__PROBLEM REQUIREMENTS__
Each line of the material must be repeated precisely, with the pictures left out.
☆ ☆ ☆ ☆
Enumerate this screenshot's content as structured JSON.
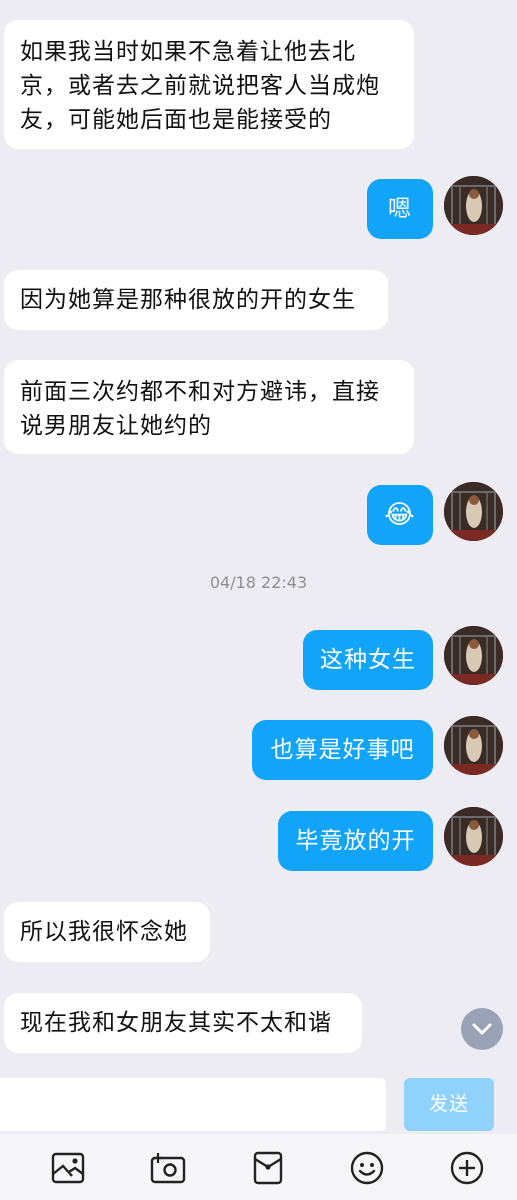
{
  "messages": [
    {
      "side": "in",
      "text": "如果我当时如果不急着让他去北京，或者去之前就说把客人当成炮友，可能她后面也是能接受的"
    },
    {
      "side": "out",
      "text": "嗯"
    },
    {
      "side": "in",
      "text": "因为她算是那种很放的开的女生"
    },
    {
      "side": "in",
      "text": "前面三次约都不和对方避讳，直接说男朋友让她约的"
    },
    {
      "side": "out",
      "text": "😂"
    },
    {
      "side": "out",
      "text": "这种女生"
    },
    {
      "side": "out",
      "text": "也算是好事吧"
    },
    {
      "side": "out",
      "text": "毕竟放的开"
    },
    {
      "side": "in",
      "text": "所以我很怀念她"
    },
    {
      "side": "in",
      "text": "现在我和女朋友其实不太和谐"
    }
  ],
  "timestamp": "04/18 22:43",
  "input": {
    "value": "",
    "send_label": "发送"
  },
  "toolbar": {
    "icons": [
      "image-icon",
      "camera-icon",
      "red-packet-icon",
      "emoji-icon",
      "plus-icon"
    ]
  },
  "colors": {
    "outgoing_bubble": "#12a4f8",
    "incoming_bubble": "#ffffff",
    "background": "#ececf2",
    "send_button": "#8fd2fb"
  }
}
☆ ☆ ☆ ☆
__EXERCISE RESULT__
Enumerate this screenshot's content as structured JSON.
{
  "messages": [
    {
      "side": "in",
      "text": "如果我当时如果不急着让他去北京，或者去之前就说把客人当成炮友，可能她后面也是能接受的"
    },
    {
      "side": "out",
      "text": "嗯"
    },
    {
      "side": "in",
      "text": "因为她算是那种很放的开的女生"
    },
    {
      "side": "in",
      "text": "前面三次约都不和对方避讳，直接说男朋友让她约的"
    },
    {
      "side": "out",
      "text": "😂"
    },
    {
      "side": "out",
      "text": "这种女生"
    },
    {
      "side": "out",
      "text": "也算是好事吧"
    },
    {
      "side": "out",
      "text": "毕竟放的开"
    },
    {
      "side": "in",
      "text": "所以我很怀念她"
    },
    {
      "side": "in",
      "text": "现在我和女朋友其实不太和谐"
    }
  ],
  "timestamp": "04/18 22:43",
  "input": {
    "value": "",
    "send_label": "发送"
  },
  "toolbar": {
    "icons": [
      "image-icon",
      "camera-icon",
      "red-packet-icon",
      "emoji-icon",
      "plus-icon"
    ]
  },
  "colors": {
    "outgoing_bubble": "#12a4f8",
    "incoming_bubble": "#ffffff",
    "background": "#ececf2",
    "send_button": "#8fd2fb"
  }
}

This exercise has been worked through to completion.